-- Start Provided information --
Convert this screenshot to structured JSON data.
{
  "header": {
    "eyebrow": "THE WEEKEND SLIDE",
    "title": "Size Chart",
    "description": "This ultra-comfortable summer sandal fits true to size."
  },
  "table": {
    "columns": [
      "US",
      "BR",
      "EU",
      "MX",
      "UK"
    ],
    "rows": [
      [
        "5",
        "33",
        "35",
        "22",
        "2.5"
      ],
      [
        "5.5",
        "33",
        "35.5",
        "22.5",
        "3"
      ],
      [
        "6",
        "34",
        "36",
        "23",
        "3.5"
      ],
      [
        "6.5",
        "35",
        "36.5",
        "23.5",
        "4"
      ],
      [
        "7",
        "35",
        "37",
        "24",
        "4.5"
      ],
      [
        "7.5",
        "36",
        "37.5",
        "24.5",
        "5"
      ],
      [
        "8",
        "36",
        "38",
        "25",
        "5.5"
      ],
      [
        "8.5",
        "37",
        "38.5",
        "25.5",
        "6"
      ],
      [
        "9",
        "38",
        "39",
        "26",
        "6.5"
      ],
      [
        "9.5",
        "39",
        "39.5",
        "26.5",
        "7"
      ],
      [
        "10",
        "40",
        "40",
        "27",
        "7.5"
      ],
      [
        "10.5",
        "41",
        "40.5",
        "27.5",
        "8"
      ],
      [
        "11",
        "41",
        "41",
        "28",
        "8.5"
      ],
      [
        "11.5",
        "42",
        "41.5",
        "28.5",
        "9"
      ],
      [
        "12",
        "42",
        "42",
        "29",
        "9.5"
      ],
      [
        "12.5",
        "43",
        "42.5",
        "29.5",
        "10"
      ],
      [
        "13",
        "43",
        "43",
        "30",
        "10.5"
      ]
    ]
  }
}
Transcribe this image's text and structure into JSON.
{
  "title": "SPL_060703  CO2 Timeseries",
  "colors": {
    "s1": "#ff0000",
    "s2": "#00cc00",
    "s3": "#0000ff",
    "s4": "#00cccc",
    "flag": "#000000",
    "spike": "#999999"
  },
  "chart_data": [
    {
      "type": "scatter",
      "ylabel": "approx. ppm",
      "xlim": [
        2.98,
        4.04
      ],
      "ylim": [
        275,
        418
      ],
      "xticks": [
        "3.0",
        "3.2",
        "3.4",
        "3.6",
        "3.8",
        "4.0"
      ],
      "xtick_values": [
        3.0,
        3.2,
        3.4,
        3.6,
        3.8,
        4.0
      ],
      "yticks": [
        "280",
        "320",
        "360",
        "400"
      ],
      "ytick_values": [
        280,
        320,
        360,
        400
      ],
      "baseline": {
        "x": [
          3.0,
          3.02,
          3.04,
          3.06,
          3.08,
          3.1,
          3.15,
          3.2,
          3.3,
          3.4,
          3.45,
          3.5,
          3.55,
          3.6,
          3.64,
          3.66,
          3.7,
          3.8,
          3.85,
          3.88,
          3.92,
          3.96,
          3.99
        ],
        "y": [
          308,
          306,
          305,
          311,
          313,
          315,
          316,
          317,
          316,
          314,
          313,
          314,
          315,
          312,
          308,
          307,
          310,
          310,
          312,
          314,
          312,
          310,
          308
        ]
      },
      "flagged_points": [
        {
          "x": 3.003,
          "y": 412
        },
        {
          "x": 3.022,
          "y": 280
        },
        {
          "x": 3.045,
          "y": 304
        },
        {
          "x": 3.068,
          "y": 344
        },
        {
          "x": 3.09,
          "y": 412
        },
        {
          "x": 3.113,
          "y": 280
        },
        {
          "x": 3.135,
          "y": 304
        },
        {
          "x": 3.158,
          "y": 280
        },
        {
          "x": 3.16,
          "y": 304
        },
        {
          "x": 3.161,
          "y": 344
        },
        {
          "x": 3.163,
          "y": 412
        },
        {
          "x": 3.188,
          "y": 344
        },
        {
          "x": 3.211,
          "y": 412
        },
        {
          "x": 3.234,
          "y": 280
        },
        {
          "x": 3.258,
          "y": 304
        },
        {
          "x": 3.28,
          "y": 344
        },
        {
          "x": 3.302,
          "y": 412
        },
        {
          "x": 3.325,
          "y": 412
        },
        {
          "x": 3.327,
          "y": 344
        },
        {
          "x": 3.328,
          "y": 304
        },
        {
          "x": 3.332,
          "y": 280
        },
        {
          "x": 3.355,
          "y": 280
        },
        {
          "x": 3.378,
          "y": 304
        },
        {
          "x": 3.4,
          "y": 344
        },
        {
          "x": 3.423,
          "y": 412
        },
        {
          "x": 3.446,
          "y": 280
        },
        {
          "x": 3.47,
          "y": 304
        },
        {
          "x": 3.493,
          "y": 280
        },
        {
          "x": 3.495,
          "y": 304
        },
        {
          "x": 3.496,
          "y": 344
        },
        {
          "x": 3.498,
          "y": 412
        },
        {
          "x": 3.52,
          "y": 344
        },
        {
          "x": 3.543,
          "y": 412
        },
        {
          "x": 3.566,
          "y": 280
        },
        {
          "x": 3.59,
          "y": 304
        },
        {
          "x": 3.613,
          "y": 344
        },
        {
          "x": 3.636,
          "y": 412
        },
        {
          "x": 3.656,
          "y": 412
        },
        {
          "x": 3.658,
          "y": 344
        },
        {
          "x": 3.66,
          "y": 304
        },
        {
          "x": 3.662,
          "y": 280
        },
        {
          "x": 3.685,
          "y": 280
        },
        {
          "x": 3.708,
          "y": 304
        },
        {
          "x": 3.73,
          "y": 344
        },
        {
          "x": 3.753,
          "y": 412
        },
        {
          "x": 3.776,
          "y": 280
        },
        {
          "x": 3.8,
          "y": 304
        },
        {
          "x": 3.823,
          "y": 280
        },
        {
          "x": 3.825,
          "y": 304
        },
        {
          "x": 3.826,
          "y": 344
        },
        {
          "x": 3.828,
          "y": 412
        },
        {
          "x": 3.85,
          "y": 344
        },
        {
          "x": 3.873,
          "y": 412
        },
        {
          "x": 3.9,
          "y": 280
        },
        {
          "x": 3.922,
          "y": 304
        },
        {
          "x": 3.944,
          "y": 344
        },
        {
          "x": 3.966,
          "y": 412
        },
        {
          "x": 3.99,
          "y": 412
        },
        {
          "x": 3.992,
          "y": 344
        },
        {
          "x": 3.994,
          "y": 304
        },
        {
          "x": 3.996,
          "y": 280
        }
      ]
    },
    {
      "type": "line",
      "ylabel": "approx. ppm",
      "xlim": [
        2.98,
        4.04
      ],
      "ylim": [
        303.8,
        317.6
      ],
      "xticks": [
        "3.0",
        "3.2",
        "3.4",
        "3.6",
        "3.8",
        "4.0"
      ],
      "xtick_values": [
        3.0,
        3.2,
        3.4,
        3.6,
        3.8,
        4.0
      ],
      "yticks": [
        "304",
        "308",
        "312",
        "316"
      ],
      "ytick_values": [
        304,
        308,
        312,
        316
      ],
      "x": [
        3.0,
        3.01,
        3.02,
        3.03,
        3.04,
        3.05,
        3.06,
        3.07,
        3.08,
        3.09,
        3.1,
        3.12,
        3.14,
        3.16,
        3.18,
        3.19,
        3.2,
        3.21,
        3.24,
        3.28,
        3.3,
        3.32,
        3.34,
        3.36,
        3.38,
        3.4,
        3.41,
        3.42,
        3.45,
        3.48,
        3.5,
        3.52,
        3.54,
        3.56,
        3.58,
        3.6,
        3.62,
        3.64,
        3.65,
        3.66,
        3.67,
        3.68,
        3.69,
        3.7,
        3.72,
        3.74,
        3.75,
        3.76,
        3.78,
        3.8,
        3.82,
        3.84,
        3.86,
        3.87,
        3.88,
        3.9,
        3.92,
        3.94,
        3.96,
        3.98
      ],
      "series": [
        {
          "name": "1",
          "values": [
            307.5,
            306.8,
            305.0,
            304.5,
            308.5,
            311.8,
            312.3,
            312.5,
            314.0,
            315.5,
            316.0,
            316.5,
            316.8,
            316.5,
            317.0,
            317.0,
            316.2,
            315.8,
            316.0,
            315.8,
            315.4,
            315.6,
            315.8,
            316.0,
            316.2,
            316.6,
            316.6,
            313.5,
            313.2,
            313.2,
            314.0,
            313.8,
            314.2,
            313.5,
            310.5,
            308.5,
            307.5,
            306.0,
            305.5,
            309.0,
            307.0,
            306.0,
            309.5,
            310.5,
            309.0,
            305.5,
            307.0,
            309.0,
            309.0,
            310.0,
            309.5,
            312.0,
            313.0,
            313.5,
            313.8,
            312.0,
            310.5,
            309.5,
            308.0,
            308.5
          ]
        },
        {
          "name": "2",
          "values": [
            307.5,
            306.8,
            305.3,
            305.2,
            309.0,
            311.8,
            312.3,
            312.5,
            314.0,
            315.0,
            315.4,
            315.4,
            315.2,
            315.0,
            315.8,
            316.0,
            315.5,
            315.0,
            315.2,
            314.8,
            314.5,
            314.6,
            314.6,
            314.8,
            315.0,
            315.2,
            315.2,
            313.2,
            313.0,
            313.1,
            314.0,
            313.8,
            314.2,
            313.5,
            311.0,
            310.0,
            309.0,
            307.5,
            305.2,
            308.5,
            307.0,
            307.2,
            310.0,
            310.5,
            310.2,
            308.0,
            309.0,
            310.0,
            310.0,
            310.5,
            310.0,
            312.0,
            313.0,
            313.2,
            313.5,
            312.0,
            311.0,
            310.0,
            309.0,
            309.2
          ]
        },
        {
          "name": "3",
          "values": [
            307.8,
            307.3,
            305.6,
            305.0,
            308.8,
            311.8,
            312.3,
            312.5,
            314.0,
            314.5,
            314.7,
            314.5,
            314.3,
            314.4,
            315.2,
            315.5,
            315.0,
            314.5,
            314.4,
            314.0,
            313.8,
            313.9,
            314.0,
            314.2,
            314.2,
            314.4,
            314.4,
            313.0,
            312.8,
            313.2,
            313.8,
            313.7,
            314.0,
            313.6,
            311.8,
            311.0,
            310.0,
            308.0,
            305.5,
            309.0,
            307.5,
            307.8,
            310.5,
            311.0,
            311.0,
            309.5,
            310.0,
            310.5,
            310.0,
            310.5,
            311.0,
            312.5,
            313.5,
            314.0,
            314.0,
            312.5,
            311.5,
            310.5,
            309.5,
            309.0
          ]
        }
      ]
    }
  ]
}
-- End Provided information --
> To do
Reproduce each line from the records that contains the word "title".

> Task output
    "title": "Size Chart",
  "title": "SPL_060703  CO2 Timeseries",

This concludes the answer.